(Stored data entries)
Start

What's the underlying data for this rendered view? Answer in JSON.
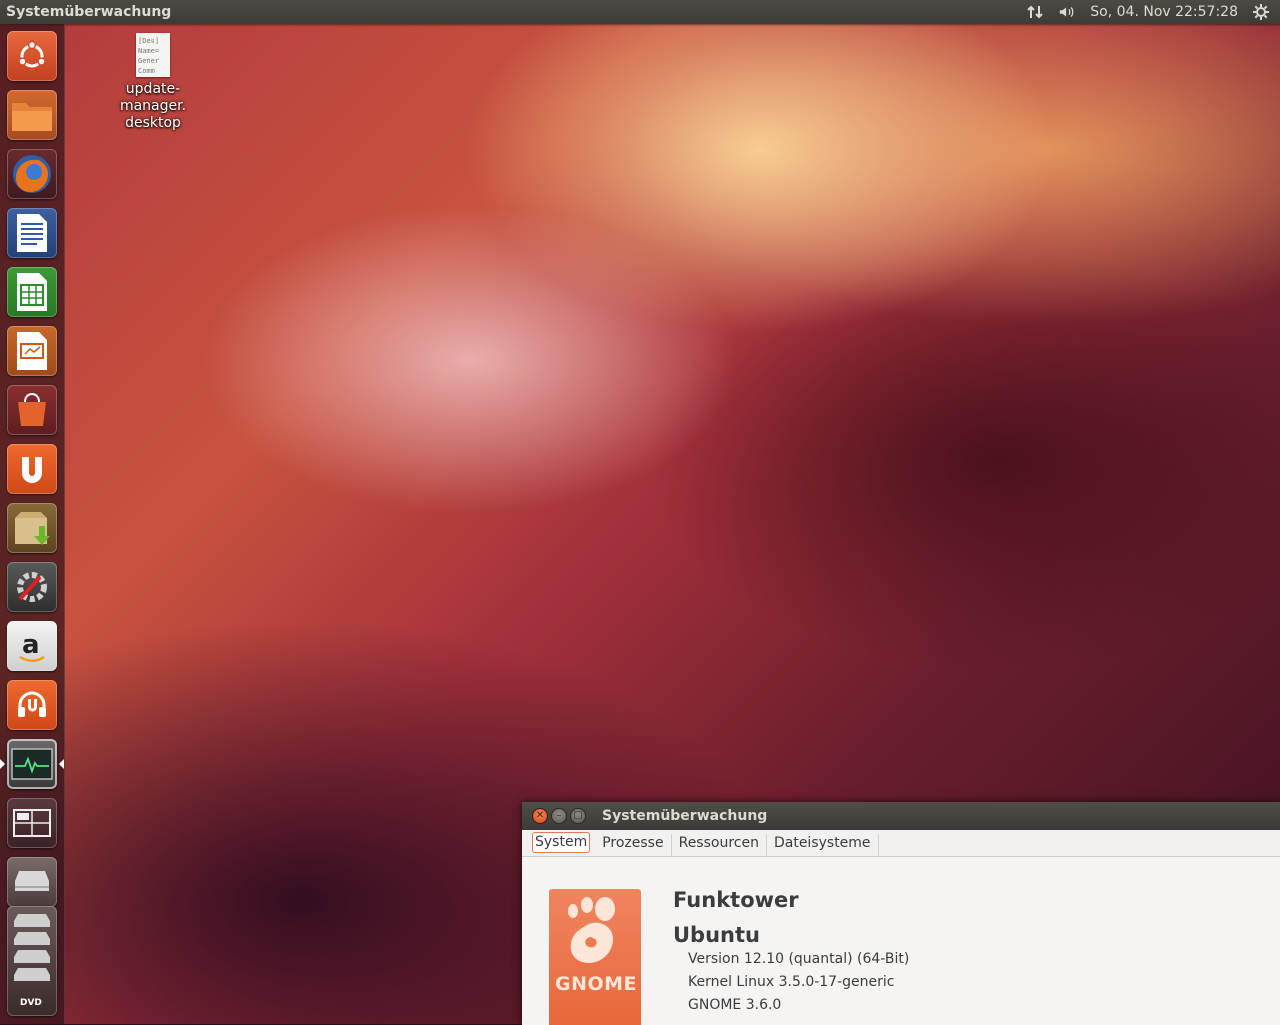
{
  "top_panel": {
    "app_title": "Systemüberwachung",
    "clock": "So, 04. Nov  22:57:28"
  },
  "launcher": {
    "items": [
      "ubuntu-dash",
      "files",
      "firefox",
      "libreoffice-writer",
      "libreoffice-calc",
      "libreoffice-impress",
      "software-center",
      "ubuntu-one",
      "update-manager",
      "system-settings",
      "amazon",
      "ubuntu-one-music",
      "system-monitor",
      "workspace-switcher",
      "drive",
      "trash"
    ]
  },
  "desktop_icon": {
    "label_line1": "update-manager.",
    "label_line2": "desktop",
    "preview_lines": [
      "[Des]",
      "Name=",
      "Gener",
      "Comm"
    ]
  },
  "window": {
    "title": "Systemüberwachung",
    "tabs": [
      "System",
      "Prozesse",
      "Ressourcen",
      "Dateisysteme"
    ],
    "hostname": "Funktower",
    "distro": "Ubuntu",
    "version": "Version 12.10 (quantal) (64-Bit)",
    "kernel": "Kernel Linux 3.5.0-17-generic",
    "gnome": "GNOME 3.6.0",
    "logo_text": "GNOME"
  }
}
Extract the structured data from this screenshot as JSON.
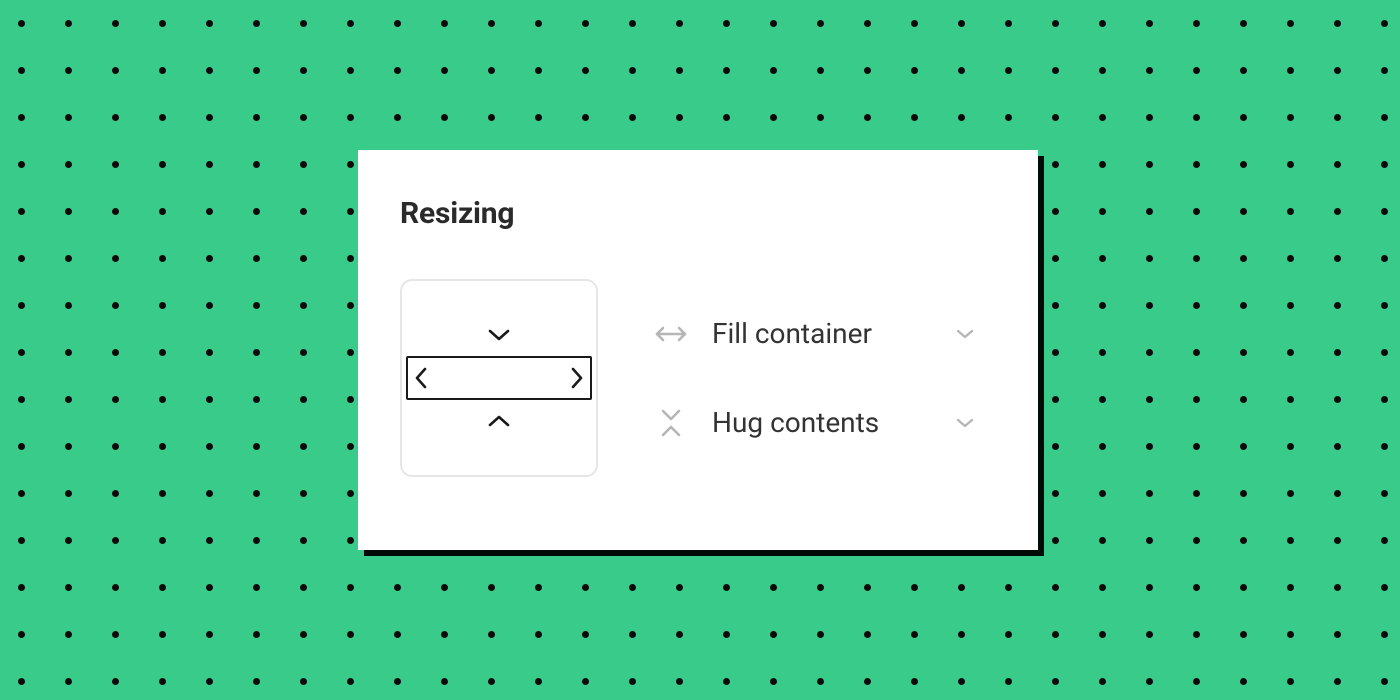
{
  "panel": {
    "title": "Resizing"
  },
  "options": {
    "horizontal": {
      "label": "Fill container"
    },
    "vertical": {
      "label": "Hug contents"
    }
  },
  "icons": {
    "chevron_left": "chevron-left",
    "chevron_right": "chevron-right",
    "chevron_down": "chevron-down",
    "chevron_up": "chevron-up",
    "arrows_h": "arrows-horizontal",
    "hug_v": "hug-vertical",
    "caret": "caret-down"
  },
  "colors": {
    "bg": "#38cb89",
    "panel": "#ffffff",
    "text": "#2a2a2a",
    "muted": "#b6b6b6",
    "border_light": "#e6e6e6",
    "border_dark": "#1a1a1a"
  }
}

End
Start

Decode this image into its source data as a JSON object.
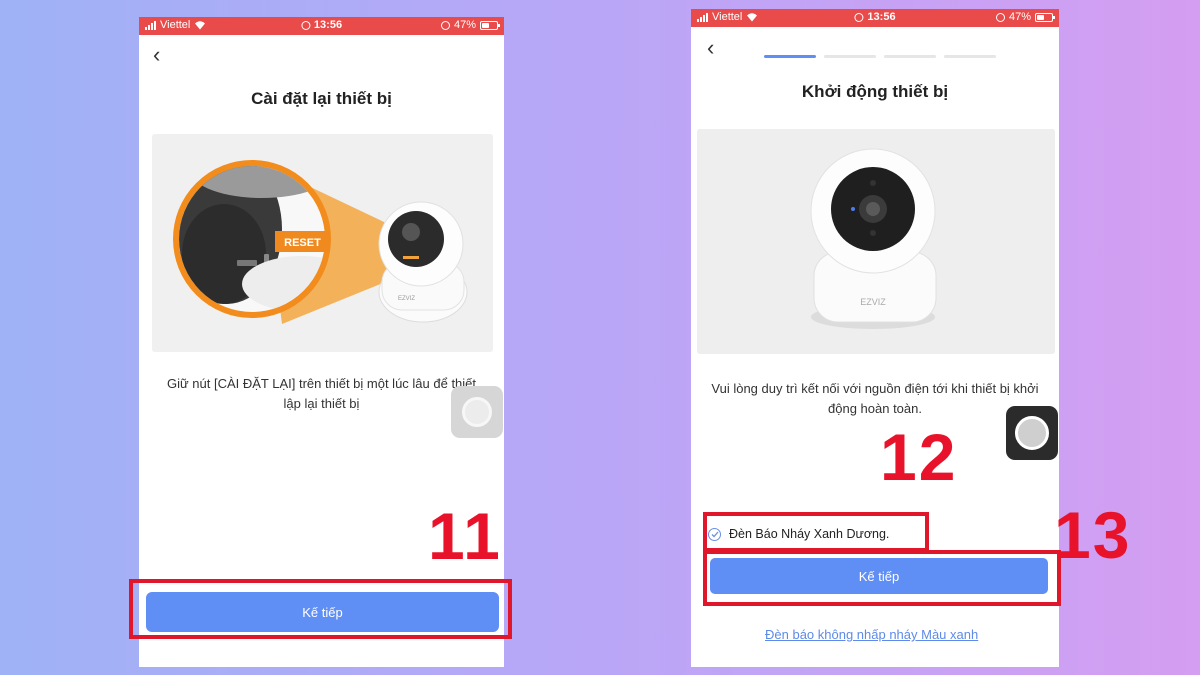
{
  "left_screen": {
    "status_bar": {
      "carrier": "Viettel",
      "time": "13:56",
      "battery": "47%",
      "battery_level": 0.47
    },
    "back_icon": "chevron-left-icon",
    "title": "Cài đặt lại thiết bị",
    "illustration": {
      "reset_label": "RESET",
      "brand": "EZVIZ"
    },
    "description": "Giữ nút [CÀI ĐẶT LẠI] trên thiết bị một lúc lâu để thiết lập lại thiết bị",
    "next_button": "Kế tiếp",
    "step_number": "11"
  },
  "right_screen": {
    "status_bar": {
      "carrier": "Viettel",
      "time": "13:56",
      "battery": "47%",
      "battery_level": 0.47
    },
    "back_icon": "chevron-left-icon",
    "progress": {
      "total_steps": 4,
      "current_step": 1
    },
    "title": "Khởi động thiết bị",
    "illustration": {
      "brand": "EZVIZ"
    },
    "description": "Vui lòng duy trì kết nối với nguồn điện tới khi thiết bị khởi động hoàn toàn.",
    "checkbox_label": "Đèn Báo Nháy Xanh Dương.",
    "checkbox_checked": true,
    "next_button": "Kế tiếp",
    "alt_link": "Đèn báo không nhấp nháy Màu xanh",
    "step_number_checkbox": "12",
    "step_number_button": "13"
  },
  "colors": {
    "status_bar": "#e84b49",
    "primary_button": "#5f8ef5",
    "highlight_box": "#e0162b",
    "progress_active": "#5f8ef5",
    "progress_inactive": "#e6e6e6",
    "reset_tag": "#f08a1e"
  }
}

End

PROBLEM REQUIREMENTS: Look through the entries above for the word "down". Copy every line where it shows up.

RESULT OF THIS TASK:
    "chevron_down": "chevron-down",
    "caret": "caret-down"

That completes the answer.